YOUR TASK
Retype the listing that follows, exactly as written.

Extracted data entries
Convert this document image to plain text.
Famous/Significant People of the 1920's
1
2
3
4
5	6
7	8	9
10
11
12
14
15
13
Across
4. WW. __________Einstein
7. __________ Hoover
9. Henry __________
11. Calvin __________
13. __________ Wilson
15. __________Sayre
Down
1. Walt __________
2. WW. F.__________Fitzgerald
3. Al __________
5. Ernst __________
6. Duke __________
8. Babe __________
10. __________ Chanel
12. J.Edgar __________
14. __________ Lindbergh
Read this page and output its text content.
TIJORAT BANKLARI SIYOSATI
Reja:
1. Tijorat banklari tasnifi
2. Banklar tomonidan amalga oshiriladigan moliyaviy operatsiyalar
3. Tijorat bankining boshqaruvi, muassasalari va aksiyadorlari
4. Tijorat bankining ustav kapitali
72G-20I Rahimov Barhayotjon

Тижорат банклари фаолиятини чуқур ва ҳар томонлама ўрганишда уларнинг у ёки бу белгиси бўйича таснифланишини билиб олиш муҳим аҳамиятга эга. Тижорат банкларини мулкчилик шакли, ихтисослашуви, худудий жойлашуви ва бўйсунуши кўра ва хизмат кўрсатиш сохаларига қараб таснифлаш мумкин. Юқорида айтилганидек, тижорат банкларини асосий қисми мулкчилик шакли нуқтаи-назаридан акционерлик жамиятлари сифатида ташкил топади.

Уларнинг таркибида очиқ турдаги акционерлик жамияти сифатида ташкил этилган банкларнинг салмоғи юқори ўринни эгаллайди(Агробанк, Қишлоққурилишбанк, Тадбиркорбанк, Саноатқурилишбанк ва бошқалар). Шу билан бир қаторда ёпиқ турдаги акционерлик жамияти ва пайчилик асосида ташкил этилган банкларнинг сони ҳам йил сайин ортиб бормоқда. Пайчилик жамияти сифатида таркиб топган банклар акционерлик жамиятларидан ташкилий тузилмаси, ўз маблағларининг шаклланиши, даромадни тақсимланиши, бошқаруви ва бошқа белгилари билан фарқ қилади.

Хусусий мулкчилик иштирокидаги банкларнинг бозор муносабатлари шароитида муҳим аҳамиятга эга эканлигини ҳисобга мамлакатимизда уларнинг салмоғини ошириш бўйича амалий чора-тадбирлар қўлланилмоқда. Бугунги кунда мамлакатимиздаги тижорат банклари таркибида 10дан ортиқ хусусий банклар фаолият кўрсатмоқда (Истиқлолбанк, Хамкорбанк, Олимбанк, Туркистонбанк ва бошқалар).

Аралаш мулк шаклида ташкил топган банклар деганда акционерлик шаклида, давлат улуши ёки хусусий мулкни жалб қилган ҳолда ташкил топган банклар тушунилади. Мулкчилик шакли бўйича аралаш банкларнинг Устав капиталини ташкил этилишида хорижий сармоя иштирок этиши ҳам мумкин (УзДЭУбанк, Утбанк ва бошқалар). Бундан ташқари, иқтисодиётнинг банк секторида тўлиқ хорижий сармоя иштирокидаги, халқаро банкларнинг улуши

TASK RESPONSE
Convert this document image to plain text.
Famous/Significant People of the 1920's
1
2
3
4
5	6
7	8	9
10
11
12
14
15
13
Across
4. WW. __________Einstein
7. __________ Hoover
9. Henry __________
11. Calvin __________
13. __________ Wilson
15. __________Sayre
Down
1. Walt __________
2. WW. F.__________Fitzgerald
3. Al __________
5. Ernst __________
6. Duke __________
8. Babe __________
10. __________ Chanel
12. J.Edgar __________
14. __________ Lindbergh
Read this page and output its text content.
TIJORAT BANKLARI SIYOSATI
Reja:
1. Tijorat banklari tasnifi
2. Banklar tomonidan amalga oshiriladigan moliyaviy operatsiyalar
3. Tijorat bankining boshqaruvi, muassasalari va aksiyadorlari
4. Tijorat bankining ustav kapitali
72G-20I Rahimov Barhayotjon

Тижорат банклари фаолиятини чуқур ва ҳар томонлама ўрганишда уларнинг у ёки бу белгиси бўйича таснифланишини билиб олиш муҳим аҳамиятга эга. Тижорат банкларини мулкчилик шакли, ихтисослашуви, худудий жойлашуви ва бўйсунуши кўра ва хизмат кўрсатиш сохаларига қараб таснифлаш мумкин. Юқорида айтилганидек, тижорат банкларини асосий қисми мулкчилик шакли нуқтаи-назаридан акционерлик жамиятлари сифатида ташкил топади.

Уларнинг таркибида очиқ турдаги акционерлик жамияти сифатида ташкил этилган банкларнинг салмоғи юқори ўринни эгаллайди(Агробанк, Қишлоққурилишбанк, Тадбиркорбанк, Саноатқурилишбанк ва бошқалар). Шу билан бир қаторда ёпиқ турдаги акционерлик жамияти ва пайчилик асосида ташкил этилган банкларнинг сони ҳам йил сайин ортиб бормоқда. Пайчилик жамияти сифатида таркиб топган банклар акционерлик жамиятларидан ташкилий тузилмаси, ўз маблағларининг шаклланиши, даромадни тақсимланиши, бошқаруви ва бошқа белгилари билан фарқ қилади.

Хусусий мулкчилик иштирокидаги банкларнинг бозор муносабатлари шароитида муҳим аҳамиятга эга эканлигини ҳисобга мамлакатимизда уларнинг салмоғини ошириш бўйича амалий чора-тадбирлар қўлланилмоқда. Бугунги кунда мамлакатимиздаги тижорат банклари таркибида 10дан ортиқ хусусий банклар фаолият кўрсатмоқда (Истиқлолбанк, Хамкорбанк, Олимбанк, Туркистонбанк ва бошқалар).

Аралаш мулк шаклида ташкил топган банклар деганда акционерлик шаклида, давлат улуши ёки хусусий мулкни жалб қилган ҳолда ташкил топган банклар тушунилади. Мулкчилик шакли бўйича аралаш банкларнинг Устав капиталини ташкил этилишида хорижий сармоя иштирок этиши ҳам мумкин (УзДЭУбанк, Утбанк ва бошқалар). Бундан ташқари, иқтисодиётнинг банк секторида тўлиқ хорижий сармоя иштирокидаги, халқаро банкларнинг улуши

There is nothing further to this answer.